##### Stored data #####

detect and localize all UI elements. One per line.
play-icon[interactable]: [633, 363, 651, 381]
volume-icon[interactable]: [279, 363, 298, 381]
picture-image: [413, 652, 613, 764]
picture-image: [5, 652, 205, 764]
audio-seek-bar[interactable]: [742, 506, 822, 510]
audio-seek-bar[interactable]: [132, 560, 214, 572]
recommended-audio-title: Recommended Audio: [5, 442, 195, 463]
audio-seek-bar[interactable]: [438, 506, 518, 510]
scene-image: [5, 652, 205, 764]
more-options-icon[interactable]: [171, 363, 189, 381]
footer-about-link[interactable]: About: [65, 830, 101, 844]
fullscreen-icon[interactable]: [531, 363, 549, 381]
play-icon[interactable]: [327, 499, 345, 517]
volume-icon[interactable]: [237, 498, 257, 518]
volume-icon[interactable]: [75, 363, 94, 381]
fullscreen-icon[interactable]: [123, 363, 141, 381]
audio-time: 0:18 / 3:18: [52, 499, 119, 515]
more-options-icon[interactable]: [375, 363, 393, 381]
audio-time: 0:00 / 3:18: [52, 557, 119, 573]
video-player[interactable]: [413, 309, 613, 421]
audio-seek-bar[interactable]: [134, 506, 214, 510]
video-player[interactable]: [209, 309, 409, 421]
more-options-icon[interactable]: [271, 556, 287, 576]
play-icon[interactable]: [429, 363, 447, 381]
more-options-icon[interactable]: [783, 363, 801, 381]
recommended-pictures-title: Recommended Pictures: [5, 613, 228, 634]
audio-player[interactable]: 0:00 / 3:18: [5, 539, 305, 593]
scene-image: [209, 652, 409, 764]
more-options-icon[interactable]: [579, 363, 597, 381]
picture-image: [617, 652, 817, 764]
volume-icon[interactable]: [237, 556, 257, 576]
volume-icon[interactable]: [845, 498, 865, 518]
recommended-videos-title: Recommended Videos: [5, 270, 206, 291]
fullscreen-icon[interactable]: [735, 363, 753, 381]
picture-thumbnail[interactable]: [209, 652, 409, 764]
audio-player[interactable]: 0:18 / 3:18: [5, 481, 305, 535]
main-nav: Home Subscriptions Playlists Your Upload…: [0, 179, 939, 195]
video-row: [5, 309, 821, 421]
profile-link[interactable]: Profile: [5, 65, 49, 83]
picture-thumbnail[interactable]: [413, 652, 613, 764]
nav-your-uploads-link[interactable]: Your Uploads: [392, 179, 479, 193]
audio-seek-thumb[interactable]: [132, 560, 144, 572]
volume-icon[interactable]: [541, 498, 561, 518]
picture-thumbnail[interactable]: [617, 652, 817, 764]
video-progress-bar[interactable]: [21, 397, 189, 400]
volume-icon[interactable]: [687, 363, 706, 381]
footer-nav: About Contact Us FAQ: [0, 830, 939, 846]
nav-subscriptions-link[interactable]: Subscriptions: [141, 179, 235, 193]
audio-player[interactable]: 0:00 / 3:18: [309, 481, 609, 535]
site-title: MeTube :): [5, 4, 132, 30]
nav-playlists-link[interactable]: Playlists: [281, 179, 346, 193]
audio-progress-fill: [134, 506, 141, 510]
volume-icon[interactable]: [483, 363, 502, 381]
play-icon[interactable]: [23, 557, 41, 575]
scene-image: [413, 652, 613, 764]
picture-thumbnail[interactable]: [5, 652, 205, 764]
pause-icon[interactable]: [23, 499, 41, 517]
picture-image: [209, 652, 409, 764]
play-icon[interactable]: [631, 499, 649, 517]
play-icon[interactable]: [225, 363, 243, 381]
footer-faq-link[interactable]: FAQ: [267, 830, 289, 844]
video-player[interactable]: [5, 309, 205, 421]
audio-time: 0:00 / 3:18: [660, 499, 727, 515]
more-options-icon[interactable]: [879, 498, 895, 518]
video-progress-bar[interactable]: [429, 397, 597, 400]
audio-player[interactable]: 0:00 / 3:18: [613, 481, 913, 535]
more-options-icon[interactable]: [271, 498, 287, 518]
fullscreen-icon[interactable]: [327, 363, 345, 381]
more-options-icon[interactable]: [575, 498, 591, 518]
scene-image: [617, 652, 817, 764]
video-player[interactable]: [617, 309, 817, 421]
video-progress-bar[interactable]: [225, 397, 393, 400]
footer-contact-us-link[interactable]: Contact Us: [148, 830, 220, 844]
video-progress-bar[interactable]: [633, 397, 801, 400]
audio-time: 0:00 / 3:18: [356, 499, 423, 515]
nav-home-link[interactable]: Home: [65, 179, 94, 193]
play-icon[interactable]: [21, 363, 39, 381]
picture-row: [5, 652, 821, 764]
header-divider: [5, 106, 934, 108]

#####

Goal →
Please copy all of the data above line for line, keeping every character the same.

Final result →
detect and localize all UI elements. One per line.
play-icon[interactable]: [633, 363, 651, 381]
volume-icon[interactable]: [279, 363, 298, 381]
picture-image: [413, 652, 613, 764]
picture-image: [5, 652, 205, 764]
audio-seek-bar[interactable]: [742, 506, 822, 510]
audio-seek-bar[interactable]: [132, 560, 214, 572]
recommended-audio-title: Recommended Audio: [5, 442, 195, 463]
audio-seek-bar[interactable]: [438, 506, 518, 510]
scene-image: [5, 652, 205, 764]
more-options-icon[interactable]: [171, 363, 189, 381]
footer-about-link[interactable]: About: [65, 830, 101, 844]
fullscreen-icon[interactable]: [531, 363, 549, 381]
play-icon[interactable]: [327, 499, 345, 517]
volume-icon[interactable]: [237, 498, 257, 518]
volume-icon[interactable]: [75, 363, 94, 381]
fullscreen-icon[interactable]: [123, 363, 141, 381]
audio-time: 0:18 / 3:18: [52, 499, 119, 515]
more-options-icon[interactable]: [375, 363, 393, 381]
audio-time: 0:00 / 3:18: [52, 557, 119, 573]
video-player[interactable]: [413, 309, 613, 421]
audio-seek-bar[interactable]: [134, 506, 214, 510]
video-player[interactable]: [209, 309, 409, 421]
more-options-icon[interactable]: [271, 556, 287, 576]
play-icon[interactable]: [429, 363, 447, 381]
more-options-icon[interactable]: [783, 363, 801, 381]
recommended-pictures-title: Recommended Pictures: [5, 613, 228, 634]
audio-player[interactable]: 0:00 / 3:18: [5, 539, 305, 593]
scene-image: [209, 652, 409, 764]
more-options-icon[interactable]: [579, 363, 597, 381]
picture-image: [617, 652, 817, 764]
volume-icon[interactable]: [237, 556, 257, 576]
volume-icon[interactable]: [845, 498, 865, 518]
recommended-videos-title: Recommended Videos: [5, 270, 206, 291]
fullscreen-icon[interactable]: [735, 363, 753, 381]
picture-thumbnail[interactable]: [209, 652, 409, 764]
audio-player[interactable]: 0:18 / 3:18: [5, 481, 305, 535]
main-nav: Home Subscriptions Playlists Your Upload…: [0, 179, 939, 195]
video-row: [5, 309, 821, 421]
profile-link[interactable]: Profile: [5, 65, 49, 83]
picture-thumbnail[interactable]: [413, 652, 613, 764]
nav-your-uploads-link[interactable]: Your Uploads: [392, 179, 479, 193]
audio-seek-thumb[interactable]: [132, 560, 144, 572]
volume-icon[interactable]: [541, 498, 561, 518]
picture-thumbnail[interactable]: [617, 652, 817, 764]
video-progress-bar[interactable]: [21, 397, 189, 400]
volume-icon[interactable]: [687, 363, 706, 381]
footer-nav: About Contact Us FAQ: [0, 830, 939, 846]
nav-subscriptions-link[interactable]: Subscriptions: [141, 179, 235, 193]
audio-player[interactable]: 0:00 / 3:18: [309, 481, 609, 535]
site-title: MeTube :): [5, 4, 132, 30]
nav-playlists-link[interactable]: Playlists: [281, 179, 346, 193]
audio-progress-fill: [134, 506, 141, 510]
volume-icon[interactable]: [483, 363, 502, 381]
play-icon[interactable]: [23, 557, 41, 575]
scene-image: [413, 652, 613, 764]
picture-thumbnail[interactable]: [5, 652, 205, 764]
pause-icon[interactable]: [23, 499, 41, 517]
picture-image: [209, 652, 409, 764]
play-icon[interactable]: [631, 499, 649, 517]
play-icon[interactable]: [225, 363, 243, 381]
footer-faq-link[interactable]: FAQ: [267, 830, 289, 844]
video-player[interactable]: [5, 309, 205, 421]
audio-time: 0:00 / 3:18: [660, 499, 727, 515]
more-options-icon[interactable]: [879, 498, 895, 518]
video-progress-bar[interactable]: [429, 397, 597, 400]
audio-player[interactable]: 0:00 / 3:18: [613, 481, 913, 535]
more-options-icon[interactable]: [271, 498, 287, 518]
fullscreen-icon[interactable]: [327, 363, 345, 381]
more-options-icon[interactable]: [575, 498, 591, 518]
scene-image: [617, 652, 817, 764]
video-player[interactable]: [617, 309, 817, 421]
video-progress-bar[interactable]: [225, 397, 393, 400]
footer-contact-us-link[interactable]: Contact Us: [148, 830, 220, 844]
video-progress-bar[interactable]: [633, 397, 801, 400]
audio-time: 0:00 / 3:18: [356, 499, 423, 515]
nav-home-link[interactable]: Home: [65, 179, 94, 193]
play-icon[interactable]: [21, 363, 39, 381]
picture-row: [5, 652, 821, 764]
header-divider: [5, 106, 934, 108]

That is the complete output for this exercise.